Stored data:

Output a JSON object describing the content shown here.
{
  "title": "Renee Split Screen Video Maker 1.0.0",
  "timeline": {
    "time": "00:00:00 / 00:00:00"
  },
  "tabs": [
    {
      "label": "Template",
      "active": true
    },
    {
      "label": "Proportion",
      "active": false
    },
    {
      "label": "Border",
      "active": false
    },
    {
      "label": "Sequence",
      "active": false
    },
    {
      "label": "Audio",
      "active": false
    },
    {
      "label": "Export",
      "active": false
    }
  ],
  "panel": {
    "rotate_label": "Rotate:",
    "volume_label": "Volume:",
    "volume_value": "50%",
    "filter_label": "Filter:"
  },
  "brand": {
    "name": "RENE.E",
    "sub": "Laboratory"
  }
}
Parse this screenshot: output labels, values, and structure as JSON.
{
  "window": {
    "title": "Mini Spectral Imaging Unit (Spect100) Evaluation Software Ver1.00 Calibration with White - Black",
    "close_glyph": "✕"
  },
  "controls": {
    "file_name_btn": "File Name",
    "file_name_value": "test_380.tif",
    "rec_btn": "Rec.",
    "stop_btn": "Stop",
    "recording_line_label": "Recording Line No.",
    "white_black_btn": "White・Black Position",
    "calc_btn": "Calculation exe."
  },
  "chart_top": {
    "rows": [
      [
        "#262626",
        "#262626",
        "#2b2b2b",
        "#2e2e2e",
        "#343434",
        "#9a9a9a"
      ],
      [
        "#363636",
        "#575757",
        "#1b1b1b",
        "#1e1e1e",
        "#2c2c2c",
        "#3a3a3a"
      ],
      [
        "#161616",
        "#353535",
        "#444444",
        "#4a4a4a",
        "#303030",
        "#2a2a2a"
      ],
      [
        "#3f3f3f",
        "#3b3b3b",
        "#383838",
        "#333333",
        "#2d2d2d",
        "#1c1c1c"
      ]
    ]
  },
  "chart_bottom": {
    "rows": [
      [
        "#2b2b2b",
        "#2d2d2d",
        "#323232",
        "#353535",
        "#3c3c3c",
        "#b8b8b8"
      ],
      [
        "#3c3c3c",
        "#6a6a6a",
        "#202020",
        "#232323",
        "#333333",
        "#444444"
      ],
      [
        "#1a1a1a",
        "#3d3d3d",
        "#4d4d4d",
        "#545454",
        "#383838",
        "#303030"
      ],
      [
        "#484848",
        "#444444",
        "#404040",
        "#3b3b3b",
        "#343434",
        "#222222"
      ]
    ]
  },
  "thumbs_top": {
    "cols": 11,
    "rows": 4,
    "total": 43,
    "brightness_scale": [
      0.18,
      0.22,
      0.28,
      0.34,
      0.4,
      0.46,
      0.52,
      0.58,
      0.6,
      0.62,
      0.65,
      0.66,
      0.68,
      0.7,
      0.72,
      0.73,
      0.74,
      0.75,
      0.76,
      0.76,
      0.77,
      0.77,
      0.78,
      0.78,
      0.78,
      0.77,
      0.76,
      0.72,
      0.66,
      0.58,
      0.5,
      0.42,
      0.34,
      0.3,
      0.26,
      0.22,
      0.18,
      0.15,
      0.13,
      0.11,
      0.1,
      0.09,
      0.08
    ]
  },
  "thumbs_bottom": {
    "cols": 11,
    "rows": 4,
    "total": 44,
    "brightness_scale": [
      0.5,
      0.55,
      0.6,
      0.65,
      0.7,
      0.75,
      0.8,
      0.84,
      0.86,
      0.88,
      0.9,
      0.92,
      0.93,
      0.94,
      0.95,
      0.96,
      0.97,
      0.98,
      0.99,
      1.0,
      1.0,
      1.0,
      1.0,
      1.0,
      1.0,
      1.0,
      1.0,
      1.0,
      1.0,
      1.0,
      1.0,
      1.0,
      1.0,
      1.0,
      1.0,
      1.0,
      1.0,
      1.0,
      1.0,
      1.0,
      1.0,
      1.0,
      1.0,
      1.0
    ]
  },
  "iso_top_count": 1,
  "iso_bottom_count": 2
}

[TASK TO COMPLETE] Please reproduce every line of the material word for word.

[COMPLETE OUTPUT]
Output a JSON object describing the content shown here.
{
  "title": "Renee Split Screen Video Maker 1.0.0",
  "timeline": {
    "time": "00:00:00 / 00:00:00"
  },
  "tabs": [
    {
      "label": "Template",
      "active": true
    },
    {
      "label": "Proportion",
      "active": false
    },
    {
      "label": "Border",
      "active": false
    },
    {
      "label": "Sequence",
      "active": false
    },
    {
      "label": "Audio",
      "active": false
    },
    {
      "label": "Export",
      "active": false
    }
  ],
  "panel": {
    "rotate_label": "Rotate:",
    "volume_label": "Volume:",
    "volume_value": "50%",
    "filter_label": "Filter:"
  },
  "brand": {
    "name": "RENE.E",
    "sub": "Laboratory"
  }
}
Parse this screenshot: output labels, values, and structure as JSON.
{
  "window": {
    "title": "Mini Spectral Imaging Unit (Spect100) Evaluation Software Ver1.00 Calibration with White - Black",
    "close_glyph": "✕"
  },
  "controls": {
    "file_name_btn": "File Name",
    "file_name_value": "test_380.tif",
    "rec_btn": "Rec.",
    "stop_btn": "Stop",
    "recording_line_label": "Recording Line No.",
    "white_black_btn": "White・Black Position",
    "calc_btn": "Calculation exe."
  },
  "chart_top": {
    "rows": [
      [
        "#262626",
        "#262626",
        "#2b2b2b",
        "#2e2e2e",
        "#343434",
        "#9a9a9a"
      ],
      [
        "#363636",
        "#575757",
        "#1b1b1b",
        "#1e1e1e",
        "#2c2c2c",
        "#3a3a3a"
      ],
      [
        "#161616",
        "#353535",
        "#444444",
        "#4a4a4a",
        "#303030",
        "#2a2a2a"
      ],
      [
        "#3f3f3f",
        "#3b3b3b",
        "#383838",
        "#333333",
        "#2d2d2d",
        "#1c1c1c"
      ]
    ]
  },
  "chart_bottom": {
    "rows": [
      [
        "#2b2b2b",
        "#2d2d2d",
        "#323232",
        "#353535",
        "#3c3c3c",
        "#b8b8b8"
      ],
      [
        "#3c3c3c",
        "#6a6a6a",
        "#202020",
        "#232323",
        "#333333",
        "#444444"
      ],
      [
        "#1a1a1a",
        "#3d3d3d",
        "#4d4d4d",
        "#545454",
        "#383838",
        "#303030"
      ],
      [
        "#484848",
        "#444444",
        "#404040",
        "#3b3b3b",
        "#343434",
        "#222222"
      ]
    ]
  },
  "thumbs_top": {
    "cols": 11,
    "rows": 4,
    "total": 43,
    "brightness_scale": [
      0.18,
      0.22,
      0.28,
      0.34,
      0.4,
      0.46,
      0.52,
      0.58,
      0.6,
      0.62,
      0.65,
      0.66,
      0.68,
      0.7,
      0.72,
      0.73,
      0.74,
      0.75,
      0.76,
      0.76,
      0.77,
      0.77,
      0.78,
      0.78,
      0.78,
      0.77,
      0.76,
      0.72,
      0.66,
      0.58,
      0.5,
      0.42,
      0.34,
      0.3,
      0.26,
      0.22,
      0.18,
      0.15,
      0.13,
      0.11,
      0.1,
      0.09,
      0.08
    ]
  },
  "thumbs_bottom": {
    "cols": 11,
    "rows": 4,
    "total": 44,
    "brightness_scale": [
      0.5,
      0.55,
      0.6,
      0.65,
      0.7,
      0.75,
      0.8,
      0.84,
      0.86,
      0.88,
      0.9,
      0.92,
      0.93,
      0.94,
      0.95,
      0.96,
      0.97,
      0.98,
      0.99,
      1.0,
      1.0,
      1.0,
      1.0,
      1.0,
      1.0,
      1.0,
      1.0,
      1.0,
      1.0,
      1.0,
      1.0,
      1.0,
      1.0,
      1.0,
      1.0,
      1.0,
      1.0,
      1.0,
      1.0,
      1.0,
      1.0,
      1.0,
      1.0,
      1.0
    ]
  },
  "iso_top_count": 1,
  "iso_bottom_count": 2
}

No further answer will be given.